Directions for this task:
Which lines hold the word "according"? Show each of them.
========
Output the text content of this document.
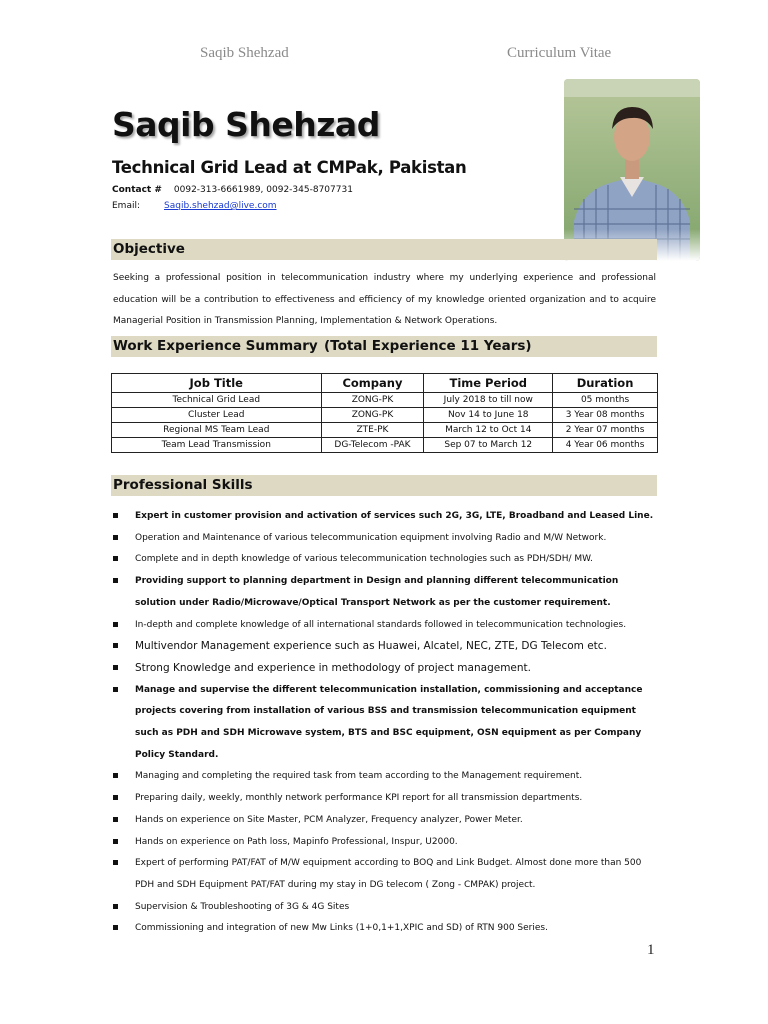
Saqib Shehzad	Curriculum Vitae
Saqib Shehzad
Technical Grid Lead at CMPak, Pakistan
Contact # 0092-313-6661989, 0092-345-8707731
Email:	Saqib.shehzad@live.com
Objective
Seeking a professional position in telecommunication industry where my underlying experience and professional education will be a contribution to effectiveness and efficiency of my knowledge oriented organization and to acquire Managerial Position in Transmission Planning, Implementation & Network Operations.
Work Experience Summary (Total Experience 11 Years)
Job Title	Company	Time Period	Duration
Technical Grid Lead	ZONG-PK	July 2018 to till now	05 months
Cluster Lead	ZONG-PK	Nov 14 to June 18	3 Year 08 months
Regional MS Team Lead	ZTE-PK	March 12 to Oct 14	2 Year 07 months
Team Lead Transmission	DG-Telecom -PAK	Sep 07 to March 12	4 Year 06 months
Professional Skills
Expert in customer provision and activation of services such 2G, 3G, LTE, Broadband and Leased Line.
Operation and Maintenance of various telecommunication equipment involving Radio and M/W Network.
Complete and in depth knowledge of various telecommunication technologies such as PDH/SDH/ MW.
Providing support to planning department in Design and planning different telecommunication solution under Radio/Microwave/Optical Transport Network as per the customer requirement.
In-depth and complete knowledge of all international standards followed in telecommunication technologies.
Multivendor Management experience such as Huawei, Alcatel, NEC, ZTE, DG Telecom etc.
Strong Knowledge and experience in methodology of project management.
Manage and supervise the different telecommunication installation, commissioning and acceptance projects covering from installation of various BSS and transmission telecommunication equipment such as PDH and SDH Microwave system, BTS and BSC equipment, OSN equipment as per Company Policy Standard.
Managing and completing the required task from team according to the Management requirement.
Preparing daily, weekly, monthly network performance KPI report for all transmission departments.
Hands on experience on Site Master, PCM Analyzer, Frequency analyzer, Power Meter.
Hands on experience on Path loss, Mapinfo Professional, Inspur, U2000.
Expert of performing PAT/FAT of M/W equipment according to BOQ and Link Budget. Almost done more than 500 PDH and SDH Equipment PAT/FAT during my stay in DG telecom ( Zong - CMPAK) project.
Supervision & Troubleshooting of 3G & 4G Sites
Commissioning and integration of new Mw Links (1+0,1+1,XPIC and SD) of RTN 900 Series.
1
========
Task solution:
Managing and completing the required task from team according to the Management requirement.
Expert of performing PAT/FAT of M/W equipment according to BOQ and Link Budget. Almost done more than 500 PDH and SDH Equipment PAT/FAT during my stay in DG telecom ( Zong - CMPAK) project.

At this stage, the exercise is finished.